-- PROBLEM TO SOLVE --
Copy out each line containing "name" from the entries below.

(Collection entries)
━━━━━━━━━━

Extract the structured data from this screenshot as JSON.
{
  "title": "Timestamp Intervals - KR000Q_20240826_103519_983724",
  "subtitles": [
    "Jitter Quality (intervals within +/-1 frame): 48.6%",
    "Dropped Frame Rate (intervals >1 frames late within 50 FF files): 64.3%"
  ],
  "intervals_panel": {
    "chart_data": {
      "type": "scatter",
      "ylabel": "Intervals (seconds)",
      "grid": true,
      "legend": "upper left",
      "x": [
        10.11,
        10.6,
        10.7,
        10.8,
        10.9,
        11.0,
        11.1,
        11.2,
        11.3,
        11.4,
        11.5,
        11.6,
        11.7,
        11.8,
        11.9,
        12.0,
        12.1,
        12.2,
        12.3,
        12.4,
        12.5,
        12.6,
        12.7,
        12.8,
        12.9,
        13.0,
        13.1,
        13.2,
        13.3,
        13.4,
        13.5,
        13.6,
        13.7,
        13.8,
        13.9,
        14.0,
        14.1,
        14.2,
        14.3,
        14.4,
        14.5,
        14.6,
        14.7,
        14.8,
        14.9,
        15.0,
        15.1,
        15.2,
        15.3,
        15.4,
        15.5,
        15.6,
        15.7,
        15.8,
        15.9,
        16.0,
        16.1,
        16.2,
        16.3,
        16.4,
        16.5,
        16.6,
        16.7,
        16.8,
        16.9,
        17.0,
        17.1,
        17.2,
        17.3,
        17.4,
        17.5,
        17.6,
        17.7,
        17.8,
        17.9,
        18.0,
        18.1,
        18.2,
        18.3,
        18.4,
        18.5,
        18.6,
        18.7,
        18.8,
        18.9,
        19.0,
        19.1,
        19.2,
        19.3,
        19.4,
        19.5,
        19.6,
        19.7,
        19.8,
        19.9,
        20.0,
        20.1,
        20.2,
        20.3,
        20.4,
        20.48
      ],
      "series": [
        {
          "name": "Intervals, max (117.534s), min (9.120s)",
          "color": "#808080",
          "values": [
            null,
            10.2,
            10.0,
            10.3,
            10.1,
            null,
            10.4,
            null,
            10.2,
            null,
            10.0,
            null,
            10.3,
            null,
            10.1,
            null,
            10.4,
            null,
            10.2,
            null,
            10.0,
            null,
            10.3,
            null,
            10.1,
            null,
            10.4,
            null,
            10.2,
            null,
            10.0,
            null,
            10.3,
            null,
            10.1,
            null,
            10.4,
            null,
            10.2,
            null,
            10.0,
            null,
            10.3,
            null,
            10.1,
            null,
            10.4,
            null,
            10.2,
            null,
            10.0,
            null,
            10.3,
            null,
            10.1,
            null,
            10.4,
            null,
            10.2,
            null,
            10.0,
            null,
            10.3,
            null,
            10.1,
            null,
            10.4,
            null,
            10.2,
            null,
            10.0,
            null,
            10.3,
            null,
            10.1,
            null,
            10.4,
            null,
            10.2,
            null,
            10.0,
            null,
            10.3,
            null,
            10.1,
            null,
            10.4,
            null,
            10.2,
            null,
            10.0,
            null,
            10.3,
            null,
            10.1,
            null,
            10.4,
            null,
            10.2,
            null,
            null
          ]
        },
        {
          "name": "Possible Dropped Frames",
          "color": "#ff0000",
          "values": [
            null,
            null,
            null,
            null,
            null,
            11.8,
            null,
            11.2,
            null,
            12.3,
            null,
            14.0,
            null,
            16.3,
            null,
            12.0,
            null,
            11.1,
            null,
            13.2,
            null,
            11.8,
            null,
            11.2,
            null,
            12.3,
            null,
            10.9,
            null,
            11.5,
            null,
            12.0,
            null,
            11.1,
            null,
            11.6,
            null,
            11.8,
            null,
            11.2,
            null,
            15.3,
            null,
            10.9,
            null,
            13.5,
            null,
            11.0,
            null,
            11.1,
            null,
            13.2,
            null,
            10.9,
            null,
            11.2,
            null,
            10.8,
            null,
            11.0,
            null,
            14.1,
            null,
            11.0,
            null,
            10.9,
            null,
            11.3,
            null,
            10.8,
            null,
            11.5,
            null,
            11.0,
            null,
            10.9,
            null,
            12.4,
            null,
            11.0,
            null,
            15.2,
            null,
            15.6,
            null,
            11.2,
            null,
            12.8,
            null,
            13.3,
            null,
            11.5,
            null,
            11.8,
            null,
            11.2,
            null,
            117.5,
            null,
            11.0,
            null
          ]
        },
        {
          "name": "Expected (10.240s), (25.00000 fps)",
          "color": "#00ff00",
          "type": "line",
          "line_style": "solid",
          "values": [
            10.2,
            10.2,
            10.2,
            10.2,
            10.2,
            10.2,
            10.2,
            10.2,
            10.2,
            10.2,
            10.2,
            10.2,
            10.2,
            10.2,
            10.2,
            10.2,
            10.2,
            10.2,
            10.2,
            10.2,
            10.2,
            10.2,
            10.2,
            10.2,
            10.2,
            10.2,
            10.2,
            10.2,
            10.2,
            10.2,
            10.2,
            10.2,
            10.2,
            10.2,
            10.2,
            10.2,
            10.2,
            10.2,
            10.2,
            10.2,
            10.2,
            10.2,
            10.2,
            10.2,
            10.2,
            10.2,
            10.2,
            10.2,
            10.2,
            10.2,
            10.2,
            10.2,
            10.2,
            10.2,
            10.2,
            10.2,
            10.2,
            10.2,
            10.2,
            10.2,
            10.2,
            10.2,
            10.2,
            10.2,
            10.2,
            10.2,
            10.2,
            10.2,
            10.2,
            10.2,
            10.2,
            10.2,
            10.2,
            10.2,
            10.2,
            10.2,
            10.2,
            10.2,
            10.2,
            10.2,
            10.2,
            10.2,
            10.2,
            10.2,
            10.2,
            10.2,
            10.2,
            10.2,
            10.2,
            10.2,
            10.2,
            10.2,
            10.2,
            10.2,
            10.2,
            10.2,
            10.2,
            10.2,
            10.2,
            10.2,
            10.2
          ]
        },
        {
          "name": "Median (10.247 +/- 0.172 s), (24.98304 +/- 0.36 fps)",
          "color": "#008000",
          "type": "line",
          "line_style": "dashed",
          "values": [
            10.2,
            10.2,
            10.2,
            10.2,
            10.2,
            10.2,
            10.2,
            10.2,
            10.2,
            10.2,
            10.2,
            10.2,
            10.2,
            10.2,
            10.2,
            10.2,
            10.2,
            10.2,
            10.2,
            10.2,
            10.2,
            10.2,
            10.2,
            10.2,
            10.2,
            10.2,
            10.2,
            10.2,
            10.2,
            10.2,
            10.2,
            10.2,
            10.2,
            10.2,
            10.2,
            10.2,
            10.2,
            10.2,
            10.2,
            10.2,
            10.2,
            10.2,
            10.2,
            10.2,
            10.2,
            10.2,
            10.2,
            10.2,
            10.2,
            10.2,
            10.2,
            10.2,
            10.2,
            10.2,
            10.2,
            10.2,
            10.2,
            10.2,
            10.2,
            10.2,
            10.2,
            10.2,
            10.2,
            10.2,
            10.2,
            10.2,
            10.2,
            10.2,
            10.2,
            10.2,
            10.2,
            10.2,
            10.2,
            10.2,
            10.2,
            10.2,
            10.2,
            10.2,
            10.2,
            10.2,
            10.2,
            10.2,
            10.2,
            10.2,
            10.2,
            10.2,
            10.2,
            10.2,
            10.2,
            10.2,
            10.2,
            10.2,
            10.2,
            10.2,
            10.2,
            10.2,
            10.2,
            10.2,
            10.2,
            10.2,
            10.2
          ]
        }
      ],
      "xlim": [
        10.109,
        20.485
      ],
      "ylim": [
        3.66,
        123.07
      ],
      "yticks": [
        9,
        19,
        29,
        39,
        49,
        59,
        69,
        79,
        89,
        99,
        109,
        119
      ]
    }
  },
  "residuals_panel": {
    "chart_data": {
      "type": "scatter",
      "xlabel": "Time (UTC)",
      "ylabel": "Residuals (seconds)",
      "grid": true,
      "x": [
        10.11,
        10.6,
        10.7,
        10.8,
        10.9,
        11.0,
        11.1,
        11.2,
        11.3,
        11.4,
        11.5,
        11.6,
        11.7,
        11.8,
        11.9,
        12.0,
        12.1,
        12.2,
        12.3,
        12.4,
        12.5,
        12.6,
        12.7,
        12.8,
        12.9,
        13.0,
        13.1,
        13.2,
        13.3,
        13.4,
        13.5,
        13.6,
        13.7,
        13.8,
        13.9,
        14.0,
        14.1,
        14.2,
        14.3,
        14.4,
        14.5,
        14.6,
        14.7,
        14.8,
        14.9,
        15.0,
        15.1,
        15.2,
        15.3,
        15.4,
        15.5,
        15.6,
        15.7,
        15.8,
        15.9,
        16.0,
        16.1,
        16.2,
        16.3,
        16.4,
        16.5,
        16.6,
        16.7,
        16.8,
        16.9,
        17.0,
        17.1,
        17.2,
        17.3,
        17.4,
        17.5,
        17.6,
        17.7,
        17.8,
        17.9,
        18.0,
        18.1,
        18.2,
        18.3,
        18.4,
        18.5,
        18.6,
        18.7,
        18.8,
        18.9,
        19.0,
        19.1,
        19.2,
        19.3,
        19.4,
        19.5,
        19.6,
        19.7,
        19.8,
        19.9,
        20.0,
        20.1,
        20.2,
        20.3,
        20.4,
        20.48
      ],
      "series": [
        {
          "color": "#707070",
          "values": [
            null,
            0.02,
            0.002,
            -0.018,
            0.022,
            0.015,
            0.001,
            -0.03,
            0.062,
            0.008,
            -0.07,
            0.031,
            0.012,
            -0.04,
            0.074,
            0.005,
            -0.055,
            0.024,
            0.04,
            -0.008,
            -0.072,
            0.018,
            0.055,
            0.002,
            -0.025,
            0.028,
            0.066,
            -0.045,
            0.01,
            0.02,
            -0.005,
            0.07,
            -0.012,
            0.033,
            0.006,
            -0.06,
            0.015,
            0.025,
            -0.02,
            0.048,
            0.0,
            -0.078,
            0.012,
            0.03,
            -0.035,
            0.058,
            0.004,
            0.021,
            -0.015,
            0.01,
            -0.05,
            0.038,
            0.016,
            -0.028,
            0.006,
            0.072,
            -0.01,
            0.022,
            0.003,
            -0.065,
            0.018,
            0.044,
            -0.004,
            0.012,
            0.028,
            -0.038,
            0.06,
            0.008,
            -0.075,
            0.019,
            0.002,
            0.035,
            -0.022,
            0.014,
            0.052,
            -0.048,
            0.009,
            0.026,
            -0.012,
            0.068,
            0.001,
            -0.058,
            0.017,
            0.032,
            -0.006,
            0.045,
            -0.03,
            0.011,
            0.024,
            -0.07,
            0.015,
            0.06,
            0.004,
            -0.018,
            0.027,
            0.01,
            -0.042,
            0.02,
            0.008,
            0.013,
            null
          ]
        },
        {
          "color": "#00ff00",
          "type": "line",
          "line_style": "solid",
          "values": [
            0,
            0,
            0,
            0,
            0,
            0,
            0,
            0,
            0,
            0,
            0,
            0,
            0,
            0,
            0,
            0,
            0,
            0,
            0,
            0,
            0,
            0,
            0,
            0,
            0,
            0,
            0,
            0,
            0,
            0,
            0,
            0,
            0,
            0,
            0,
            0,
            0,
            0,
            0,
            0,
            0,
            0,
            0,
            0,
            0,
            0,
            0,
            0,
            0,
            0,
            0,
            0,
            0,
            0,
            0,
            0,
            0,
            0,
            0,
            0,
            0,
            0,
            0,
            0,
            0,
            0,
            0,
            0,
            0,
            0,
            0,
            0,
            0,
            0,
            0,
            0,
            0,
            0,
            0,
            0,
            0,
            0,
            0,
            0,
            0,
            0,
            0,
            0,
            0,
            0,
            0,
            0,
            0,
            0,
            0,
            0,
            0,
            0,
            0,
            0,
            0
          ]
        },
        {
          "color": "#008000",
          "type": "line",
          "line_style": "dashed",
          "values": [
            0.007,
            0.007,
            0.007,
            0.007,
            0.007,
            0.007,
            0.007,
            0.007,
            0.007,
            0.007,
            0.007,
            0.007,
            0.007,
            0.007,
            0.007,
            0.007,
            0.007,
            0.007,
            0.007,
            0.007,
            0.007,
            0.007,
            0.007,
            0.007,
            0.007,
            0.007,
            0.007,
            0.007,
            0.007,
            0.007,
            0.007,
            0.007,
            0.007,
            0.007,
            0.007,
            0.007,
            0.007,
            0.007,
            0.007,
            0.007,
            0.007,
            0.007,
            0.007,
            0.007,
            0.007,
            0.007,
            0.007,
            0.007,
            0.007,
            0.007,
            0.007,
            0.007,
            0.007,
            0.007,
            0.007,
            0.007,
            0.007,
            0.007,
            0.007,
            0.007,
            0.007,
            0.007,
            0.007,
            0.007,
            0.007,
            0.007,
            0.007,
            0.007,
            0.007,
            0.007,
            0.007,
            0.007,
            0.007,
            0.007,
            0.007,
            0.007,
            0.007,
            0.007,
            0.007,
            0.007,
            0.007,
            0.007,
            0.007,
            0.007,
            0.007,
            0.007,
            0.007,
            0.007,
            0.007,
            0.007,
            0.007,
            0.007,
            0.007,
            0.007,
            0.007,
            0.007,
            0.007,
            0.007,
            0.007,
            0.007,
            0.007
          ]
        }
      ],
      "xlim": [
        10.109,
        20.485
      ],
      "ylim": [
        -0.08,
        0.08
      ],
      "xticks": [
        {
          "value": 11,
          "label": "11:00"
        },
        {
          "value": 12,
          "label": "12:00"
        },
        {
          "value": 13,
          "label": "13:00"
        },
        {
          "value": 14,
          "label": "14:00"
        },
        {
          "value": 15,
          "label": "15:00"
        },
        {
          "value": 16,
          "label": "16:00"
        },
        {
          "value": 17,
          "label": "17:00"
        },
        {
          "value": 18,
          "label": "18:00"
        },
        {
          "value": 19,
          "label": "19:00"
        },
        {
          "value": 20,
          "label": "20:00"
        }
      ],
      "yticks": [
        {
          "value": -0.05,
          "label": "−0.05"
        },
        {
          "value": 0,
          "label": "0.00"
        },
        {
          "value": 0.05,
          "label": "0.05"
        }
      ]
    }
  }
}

━━━━━━━━━━

-- RESULT FOR THIS EXERCISE --
          "name": "Intervals, max (117.534s), min (9.120s)",
          "name": "Possible Dropped Frames",
          "name": "Expected (10.240s), (25.00000 fps)",
          "name": "Median (10.247 +/- 0.172 s), (24.98304 +/- 0.36 fps)",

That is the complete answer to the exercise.